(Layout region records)
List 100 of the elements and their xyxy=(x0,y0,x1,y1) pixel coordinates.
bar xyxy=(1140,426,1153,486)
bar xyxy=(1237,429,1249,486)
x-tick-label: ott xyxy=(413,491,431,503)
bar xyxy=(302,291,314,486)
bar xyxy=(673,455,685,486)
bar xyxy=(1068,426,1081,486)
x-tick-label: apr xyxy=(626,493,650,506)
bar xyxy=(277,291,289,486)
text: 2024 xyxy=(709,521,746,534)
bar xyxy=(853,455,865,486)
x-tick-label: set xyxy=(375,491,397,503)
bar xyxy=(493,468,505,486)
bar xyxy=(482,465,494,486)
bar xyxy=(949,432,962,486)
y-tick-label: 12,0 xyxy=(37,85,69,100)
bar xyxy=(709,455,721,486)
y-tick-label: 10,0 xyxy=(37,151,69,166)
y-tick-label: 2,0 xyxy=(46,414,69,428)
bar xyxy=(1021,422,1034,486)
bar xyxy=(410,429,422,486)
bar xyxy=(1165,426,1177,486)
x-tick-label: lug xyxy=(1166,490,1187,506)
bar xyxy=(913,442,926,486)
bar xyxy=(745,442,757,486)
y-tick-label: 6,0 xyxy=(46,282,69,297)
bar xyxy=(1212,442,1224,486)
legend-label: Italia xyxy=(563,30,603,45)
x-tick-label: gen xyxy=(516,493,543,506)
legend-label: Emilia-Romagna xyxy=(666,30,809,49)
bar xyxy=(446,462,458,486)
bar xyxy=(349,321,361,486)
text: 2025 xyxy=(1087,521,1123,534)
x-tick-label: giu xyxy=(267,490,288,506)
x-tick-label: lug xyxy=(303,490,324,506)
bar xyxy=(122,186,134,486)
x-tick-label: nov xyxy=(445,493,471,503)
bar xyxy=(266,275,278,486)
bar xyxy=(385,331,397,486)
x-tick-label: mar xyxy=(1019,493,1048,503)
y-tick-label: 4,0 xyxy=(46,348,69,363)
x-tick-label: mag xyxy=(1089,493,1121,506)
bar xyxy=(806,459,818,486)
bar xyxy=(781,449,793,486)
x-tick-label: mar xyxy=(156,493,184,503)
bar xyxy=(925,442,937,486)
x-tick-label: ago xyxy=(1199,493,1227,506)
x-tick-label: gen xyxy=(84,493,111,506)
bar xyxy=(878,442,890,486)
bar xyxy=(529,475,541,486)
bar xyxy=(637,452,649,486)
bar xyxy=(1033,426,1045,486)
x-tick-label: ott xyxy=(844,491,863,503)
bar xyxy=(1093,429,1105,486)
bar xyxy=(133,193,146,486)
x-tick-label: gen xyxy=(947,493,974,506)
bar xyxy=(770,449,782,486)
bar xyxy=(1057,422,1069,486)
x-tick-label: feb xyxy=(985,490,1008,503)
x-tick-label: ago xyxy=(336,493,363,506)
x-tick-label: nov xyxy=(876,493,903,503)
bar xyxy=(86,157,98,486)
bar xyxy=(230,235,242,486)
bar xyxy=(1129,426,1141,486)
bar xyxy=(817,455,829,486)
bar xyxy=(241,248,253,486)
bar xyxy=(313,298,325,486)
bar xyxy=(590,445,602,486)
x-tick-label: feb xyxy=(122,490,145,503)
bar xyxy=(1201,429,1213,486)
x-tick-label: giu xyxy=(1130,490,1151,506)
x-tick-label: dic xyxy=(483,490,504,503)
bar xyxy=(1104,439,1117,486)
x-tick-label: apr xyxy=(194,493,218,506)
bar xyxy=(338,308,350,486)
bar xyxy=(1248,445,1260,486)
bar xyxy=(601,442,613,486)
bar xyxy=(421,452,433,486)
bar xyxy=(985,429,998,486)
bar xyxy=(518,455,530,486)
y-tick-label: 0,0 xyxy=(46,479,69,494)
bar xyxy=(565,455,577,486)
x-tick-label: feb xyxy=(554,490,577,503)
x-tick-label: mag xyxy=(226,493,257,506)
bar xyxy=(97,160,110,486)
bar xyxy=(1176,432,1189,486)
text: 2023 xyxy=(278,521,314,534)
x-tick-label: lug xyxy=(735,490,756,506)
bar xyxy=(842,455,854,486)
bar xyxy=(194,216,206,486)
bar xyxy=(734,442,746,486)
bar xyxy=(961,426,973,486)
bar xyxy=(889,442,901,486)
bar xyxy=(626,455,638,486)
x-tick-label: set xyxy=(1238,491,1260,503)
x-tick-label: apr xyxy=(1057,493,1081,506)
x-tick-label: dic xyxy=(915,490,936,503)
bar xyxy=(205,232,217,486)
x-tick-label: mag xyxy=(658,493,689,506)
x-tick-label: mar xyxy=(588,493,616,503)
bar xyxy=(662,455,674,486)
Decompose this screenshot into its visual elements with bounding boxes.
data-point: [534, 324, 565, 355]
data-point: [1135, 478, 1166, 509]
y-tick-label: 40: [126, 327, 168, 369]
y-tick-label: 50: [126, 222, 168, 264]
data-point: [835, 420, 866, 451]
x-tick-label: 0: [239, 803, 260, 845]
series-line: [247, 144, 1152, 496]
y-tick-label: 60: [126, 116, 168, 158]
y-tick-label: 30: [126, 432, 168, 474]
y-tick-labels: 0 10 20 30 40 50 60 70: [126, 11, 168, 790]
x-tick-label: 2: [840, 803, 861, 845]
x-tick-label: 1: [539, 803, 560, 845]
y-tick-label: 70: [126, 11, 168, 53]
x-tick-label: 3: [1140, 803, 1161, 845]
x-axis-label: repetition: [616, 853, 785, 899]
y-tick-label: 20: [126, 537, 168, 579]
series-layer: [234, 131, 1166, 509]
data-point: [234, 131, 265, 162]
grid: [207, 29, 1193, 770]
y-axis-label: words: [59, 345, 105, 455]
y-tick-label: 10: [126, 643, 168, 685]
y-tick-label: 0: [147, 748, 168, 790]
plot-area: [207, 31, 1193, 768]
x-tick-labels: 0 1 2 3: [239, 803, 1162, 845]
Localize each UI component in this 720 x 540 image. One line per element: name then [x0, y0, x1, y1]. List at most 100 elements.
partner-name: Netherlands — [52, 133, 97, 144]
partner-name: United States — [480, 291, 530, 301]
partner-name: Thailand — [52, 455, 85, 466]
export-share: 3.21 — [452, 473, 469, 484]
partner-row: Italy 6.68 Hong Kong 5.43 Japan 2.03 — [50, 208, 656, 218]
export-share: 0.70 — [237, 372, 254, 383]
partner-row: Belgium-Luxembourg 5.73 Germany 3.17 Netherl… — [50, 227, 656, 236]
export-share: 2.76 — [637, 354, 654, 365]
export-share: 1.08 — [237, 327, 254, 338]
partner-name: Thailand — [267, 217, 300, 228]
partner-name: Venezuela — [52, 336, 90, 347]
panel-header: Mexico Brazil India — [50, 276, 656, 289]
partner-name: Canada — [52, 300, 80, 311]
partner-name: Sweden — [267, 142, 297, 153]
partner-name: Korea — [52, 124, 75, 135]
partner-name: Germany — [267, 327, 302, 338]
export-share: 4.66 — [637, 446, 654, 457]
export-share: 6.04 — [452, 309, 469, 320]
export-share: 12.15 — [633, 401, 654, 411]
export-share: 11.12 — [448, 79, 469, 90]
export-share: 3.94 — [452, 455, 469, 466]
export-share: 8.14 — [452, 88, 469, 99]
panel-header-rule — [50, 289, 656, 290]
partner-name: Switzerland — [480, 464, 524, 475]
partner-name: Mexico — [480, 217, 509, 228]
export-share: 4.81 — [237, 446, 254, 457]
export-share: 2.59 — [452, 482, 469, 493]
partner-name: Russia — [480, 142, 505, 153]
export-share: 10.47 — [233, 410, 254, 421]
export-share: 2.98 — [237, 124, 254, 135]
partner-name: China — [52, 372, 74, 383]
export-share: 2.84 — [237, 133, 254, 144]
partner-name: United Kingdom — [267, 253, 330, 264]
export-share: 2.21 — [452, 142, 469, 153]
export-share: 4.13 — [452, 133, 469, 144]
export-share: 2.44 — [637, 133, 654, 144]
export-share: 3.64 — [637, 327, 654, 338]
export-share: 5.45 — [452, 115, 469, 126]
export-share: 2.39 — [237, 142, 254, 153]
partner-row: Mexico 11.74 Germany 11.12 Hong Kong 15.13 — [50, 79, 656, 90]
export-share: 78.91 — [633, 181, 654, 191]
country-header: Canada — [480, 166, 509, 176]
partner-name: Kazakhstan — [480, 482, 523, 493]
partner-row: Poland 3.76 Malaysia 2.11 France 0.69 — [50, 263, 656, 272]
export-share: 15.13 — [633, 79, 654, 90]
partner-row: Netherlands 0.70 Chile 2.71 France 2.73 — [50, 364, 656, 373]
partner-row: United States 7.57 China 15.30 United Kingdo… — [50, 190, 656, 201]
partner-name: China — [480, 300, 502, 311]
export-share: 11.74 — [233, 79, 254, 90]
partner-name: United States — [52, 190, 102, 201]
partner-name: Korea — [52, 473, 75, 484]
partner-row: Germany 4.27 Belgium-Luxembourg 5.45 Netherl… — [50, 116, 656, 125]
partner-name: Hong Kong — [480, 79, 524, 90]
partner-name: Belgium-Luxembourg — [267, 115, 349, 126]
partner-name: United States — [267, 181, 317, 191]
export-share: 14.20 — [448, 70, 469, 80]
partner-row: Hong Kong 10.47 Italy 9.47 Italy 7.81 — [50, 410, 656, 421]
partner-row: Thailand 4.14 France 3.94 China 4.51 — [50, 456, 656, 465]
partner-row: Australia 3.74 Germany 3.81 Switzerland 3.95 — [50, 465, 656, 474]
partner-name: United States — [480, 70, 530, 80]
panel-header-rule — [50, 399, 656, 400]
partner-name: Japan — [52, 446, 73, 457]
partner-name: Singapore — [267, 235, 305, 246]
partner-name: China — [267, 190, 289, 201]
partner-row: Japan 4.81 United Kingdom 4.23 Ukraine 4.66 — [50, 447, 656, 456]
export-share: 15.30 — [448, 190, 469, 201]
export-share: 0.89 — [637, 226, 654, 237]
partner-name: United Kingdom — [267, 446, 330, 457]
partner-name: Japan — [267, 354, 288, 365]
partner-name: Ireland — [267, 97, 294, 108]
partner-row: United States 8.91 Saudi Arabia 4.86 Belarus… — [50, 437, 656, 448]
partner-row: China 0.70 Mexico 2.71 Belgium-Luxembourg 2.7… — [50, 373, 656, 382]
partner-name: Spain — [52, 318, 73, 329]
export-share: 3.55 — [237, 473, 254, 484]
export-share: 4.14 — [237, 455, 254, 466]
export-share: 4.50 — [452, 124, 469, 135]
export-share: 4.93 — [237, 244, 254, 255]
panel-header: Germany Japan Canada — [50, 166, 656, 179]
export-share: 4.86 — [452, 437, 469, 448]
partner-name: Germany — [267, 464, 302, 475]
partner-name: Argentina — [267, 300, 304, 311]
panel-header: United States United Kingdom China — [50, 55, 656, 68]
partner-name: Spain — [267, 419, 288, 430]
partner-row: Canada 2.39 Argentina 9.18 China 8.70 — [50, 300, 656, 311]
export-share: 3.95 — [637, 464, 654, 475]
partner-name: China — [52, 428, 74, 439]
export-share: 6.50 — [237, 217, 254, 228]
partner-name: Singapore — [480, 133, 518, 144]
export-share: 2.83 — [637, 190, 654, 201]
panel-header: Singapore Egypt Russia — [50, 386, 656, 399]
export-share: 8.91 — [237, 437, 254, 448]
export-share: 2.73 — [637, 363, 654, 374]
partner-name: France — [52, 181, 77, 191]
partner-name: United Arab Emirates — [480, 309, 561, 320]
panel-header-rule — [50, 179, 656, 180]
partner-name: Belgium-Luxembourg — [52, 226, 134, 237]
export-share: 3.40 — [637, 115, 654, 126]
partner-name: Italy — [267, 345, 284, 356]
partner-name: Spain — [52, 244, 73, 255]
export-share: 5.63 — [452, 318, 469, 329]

| STATED PROBLEM |
Arrange the listing above as a JSON list of strings, one string per line, from its first line through the line containing "y-tick-label: 2,0 xyxy=(46,414,69,428)". Omit blank lines.

| THE REPLY |
[
  "List 100 of the elements and their xyxy=(x0,y0,x1,y1) pixel coordinates.",
  "bar xyxy=(1140,426,1153,486)",
  "bar xyxy=(1237,429,1249,486)",
  "x-tick-label: ott xyxy=(413,491,431,503)",
  "bar xyxy=(302,291,314,486)",
  "bar xyxy=(673,455,685,486)",
  "bar xyxy=(1068,426,1081,486)",
  "x-tick-label: apr xyxy=(626,493,650,506)",
  "bar xyxy=(277,291,289,486)",
  "text: 2024 xyxy=(709,521,746,534)",
  "bar xyxy=(853,455,865,486)",
  "x-tick-label: set xyxy=(375,491,397,503)",
  "bar xyxy=(493,468,505,486)",
  "bar xyxy=(482,465,494,486)",
  "bar xyxy=(949,432,962,486)",
  "y-tick-label: 12,0 xyxy=(37,85,69,100)",
  "bar xyxy=(709,455,721,486)",
  "y-tick-label: 10,0 xyxy=(37,151,69,166)",
  "y-tick-label: 2,0 xyxy=(46,414,69,428)"
]